START ENTRIES PROVIDED

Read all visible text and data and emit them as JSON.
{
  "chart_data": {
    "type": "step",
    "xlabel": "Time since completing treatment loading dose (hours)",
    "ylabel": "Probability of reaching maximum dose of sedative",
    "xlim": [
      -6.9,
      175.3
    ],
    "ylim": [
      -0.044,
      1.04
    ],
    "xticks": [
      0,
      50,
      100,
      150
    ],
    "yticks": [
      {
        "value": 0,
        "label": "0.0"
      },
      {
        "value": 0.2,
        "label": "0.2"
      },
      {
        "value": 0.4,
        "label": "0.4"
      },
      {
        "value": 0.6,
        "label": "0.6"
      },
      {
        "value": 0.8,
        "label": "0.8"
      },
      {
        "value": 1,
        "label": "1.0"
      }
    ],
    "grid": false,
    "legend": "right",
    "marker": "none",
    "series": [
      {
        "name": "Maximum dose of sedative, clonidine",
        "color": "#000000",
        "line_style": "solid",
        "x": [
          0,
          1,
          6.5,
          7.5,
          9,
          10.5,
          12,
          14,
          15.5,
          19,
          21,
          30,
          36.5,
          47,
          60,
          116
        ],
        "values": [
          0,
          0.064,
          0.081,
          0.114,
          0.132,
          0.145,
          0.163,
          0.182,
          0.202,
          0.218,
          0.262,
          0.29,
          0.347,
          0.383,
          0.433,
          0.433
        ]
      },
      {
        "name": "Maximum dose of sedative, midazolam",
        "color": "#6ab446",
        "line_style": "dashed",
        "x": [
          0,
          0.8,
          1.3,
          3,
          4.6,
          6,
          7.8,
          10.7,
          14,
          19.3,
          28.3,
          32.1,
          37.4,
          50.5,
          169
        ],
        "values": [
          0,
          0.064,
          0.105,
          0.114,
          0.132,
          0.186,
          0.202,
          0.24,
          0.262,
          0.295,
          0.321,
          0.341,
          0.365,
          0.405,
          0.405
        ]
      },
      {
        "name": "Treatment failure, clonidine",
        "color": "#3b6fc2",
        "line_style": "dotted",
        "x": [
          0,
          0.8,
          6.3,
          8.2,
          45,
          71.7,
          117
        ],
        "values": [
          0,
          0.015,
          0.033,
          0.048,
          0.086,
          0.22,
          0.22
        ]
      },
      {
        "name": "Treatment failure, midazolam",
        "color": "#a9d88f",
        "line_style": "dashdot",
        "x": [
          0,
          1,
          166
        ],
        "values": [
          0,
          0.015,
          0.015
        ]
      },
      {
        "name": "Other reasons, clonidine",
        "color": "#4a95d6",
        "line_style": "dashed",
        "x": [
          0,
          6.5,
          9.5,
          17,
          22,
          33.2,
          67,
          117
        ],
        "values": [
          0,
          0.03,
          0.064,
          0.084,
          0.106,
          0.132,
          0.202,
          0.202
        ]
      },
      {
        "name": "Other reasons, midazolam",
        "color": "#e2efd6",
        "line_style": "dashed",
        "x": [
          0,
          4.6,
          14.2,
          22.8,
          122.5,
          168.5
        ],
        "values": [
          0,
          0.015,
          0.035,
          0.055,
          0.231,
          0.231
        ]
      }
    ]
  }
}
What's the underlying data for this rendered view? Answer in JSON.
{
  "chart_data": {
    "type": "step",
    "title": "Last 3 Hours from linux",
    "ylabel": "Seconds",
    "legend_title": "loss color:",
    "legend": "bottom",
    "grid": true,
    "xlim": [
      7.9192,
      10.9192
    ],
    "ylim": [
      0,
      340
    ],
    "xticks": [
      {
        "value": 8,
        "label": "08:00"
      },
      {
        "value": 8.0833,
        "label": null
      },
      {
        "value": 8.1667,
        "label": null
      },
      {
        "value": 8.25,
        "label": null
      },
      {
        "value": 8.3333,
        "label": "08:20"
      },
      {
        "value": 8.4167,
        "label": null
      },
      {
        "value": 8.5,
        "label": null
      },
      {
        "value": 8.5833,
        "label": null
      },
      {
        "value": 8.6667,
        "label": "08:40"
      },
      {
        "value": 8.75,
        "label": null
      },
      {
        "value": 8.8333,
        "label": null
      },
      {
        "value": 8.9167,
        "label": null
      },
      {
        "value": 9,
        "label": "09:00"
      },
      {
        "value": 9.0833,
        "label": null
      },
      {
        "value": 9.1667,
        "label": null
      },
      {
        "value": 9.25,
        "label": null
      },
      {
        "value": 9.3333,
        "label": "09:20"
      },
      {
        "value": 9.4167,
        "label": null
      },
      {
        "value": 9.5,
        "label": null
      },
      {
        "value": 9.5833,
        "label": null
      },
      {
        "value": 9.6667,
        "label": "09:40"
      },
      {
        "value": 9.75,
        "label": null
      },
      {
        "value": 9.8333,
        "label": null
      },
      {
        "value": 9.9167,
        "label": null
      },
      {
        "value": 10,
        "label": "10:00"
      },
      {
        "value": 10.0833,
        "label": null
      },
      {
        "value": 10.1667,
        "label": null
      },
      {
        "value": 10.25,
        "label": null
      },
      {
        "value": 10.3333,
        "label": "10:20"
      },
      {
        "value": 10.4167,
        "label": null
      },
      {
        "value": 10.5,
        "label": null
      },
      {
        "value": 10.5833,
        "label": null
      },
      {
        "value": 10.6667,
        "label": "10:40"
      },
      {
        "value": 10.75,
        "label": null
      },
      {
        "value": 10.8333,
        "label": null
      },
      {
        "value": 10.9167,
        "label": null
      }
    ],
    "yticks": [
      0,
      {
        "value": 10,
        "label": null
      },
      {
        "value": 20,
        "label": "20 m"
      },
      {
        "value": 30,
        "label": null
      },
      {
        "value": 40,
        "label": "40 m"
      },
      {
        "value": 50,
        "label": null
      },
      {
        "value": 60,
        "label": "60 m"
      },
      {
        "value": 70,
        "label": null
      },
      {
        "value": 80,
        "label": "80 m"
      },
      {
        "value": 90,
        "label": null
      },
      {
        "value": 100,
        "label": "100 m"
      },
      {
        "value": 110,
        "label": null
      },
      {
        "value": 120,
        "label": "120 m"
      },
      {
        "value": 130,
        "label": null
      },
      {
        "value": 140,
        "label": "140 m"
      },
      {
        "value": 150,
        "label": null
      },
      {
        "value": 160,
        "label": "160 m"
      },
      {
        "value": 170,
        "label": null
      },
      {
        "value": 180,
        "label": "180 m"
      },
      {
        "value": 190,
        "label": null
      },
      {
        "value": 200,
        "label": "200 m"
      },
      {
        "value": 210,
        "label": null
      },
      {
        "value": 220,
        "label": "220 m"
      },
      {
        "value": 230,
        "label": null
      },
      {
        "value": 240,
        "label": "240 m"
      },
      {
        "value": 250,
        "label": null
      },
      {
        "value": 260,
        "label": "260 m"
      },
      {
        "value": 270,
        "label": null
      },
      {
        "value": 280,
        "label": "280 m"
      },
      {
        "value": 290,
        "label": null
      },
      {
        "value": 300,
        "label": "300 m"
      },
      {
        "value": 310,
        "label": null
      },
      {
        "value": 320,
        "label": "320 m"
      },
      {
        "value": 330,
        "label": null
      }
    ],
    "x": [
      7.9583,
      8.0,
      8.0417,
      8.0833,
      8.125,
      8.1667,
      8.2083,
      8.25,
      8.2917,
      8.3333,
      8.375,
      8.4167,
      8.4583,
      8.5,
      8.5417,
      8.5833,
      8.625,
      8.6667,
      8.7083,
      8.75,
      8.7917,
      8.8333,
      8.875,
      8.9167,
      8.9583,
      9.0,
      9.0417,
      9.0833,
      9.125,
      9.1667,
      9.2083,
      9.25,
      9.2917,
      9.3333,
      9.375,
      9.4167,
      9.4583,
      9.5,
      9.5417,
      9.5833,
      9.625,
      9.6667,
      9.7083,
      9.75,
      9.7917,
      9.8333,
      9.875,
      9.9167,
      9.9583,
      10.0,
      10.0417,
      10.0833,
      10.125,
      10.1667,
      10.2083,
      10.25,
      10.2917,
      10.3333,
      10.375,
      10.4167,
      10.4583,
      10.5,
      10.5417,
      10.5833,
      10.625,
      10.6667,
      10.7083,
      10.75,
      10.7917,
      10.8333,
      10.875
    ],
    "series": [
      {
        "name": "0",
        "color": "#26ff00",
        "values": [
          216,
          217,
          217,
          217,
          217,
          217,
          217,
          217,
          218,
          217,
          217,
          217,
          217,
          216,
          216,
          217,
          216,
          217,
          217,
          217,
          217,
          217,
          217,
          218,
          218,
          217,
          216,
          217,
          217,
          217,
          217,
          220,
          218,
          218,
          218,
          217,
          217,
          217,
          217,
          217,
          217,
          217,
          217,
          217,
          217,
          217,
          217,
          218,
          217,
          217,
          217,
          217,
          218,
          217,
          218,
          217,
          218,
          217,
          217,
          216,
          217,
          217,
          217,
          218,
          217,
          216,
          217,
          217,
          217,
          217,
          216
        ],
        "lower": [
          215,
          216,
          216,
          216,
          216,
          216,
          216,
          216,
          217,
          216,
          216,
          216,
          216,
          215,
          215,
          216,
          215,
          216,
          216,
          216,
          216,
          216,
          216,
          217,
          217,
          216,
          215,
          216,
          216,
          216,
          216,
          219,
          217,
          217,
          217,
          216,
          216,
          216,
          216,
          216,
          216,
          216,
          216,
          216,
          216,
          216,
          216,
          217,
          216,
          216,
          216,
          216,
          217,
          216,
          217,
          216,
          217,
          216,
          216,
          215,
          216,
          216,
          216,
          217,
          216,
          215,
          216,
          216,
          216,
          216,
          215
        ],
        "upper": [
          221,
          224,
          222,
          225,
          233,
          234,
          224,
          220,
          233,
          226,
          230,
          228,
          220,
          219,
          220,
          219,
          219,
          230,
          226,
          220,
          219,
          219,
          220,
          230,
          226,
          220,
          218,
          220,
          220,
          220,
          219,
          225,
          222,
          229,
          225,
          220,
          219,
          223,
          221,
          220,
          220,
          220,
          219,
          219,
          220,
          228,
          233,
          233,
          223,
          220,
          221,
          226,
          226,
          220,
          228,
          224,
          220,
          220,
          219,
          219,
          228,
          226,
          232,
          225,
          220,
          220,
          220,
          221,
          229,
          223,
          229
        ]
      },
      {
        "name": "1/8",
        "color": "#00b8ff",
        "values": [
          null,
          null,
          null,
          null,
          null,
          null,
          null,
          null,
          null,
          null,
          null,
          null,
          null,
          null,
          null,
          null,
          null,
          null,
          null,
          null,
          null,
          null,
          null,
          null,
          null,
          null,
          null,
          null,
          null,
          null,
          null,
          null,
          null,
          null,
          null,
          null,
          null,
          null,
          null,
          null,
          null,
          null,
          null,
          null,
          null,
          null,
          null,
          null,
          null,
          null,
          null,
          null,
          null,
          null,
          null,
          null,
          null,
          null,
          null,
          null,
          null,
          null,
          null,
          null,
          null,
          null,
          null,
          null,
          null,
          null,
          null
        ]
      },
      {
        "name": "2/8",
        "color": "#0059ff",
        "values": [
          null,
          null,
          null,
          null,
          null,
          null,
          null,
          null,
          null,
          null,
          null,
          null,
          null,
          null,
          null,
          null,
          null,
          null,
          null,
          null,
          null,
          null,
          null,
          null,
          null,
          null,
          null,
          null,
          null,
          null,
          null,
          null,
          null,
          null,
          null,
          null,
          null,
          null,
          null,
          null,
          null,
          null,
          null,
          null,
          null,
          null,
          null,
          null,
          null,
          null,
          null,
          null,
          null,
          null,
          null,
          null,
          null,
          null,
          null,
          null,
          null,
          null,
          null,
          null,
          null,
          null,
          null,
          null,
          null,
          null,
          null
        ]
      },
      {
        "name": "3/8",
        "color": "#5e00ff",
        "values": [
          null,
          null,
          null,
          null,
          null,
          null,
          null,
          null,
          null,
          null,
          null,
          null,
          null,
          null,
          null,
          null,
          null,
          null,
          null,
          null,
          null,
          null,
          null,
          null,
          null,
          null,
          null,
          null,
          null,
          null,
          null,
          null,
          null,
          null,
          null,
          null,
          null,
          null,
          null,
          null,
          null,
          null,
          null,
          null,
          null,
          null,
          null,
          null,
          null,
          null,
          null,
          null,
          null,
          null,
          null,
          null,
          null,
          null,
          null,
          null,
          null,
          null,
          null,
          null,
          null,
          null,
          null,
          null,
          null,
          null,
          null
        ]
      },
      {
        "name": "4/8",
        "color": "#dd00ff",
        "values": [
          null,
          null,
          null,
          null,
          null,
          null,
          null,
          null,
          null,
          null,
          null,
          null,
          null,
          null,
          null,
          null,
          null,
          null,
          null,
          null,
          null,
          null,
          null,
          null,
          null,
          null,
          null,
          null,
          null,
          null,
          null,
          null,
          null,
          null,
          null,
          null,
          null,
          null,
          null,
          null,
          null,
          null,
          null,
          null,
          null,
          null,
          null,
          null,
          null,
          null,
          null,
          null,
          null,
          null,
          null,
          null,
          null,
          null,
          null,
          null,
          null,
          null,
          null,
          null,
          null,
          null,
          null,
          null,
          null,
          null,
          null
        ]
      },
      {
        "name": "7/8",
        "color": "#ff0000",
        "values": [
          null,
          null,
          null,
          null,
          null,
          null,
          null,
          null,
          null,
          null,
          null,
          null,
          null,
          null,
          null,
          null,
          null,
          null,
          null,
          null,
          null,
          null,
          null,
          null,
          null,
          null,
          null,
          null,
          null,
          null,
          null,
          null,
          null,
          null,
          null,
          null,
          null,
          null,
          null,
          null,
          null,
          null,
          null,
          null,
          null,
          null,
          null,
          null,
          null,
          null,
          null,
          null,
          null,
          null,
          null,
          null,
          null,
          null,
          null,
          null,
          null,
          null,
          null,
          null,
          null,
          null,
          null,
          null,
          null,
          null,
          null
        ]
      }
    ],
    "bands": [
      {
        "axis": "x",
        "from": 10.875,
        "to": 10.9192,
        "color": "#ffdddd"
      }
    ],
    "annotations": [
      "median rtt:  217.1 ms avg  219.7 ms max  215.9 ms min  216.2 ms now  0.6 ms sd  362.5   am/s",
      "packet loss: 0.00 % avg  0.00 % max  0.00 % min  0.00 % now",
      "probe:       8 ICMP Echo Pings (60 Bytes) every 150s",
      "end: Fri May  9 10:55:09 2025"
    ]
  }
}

END ENTRIES PROVIDED

| GIVEN TASK |
Filter the records above for lines containing the word "sedative", and copy those lines.

| RESULT FOR THIS TASK |
    "ylabel": "Probability of reaching maximum dose of sedative",
        "name": "Maximum dose of sedative, clonidine",
        "name": "Maximum dose of sedative, midazolam",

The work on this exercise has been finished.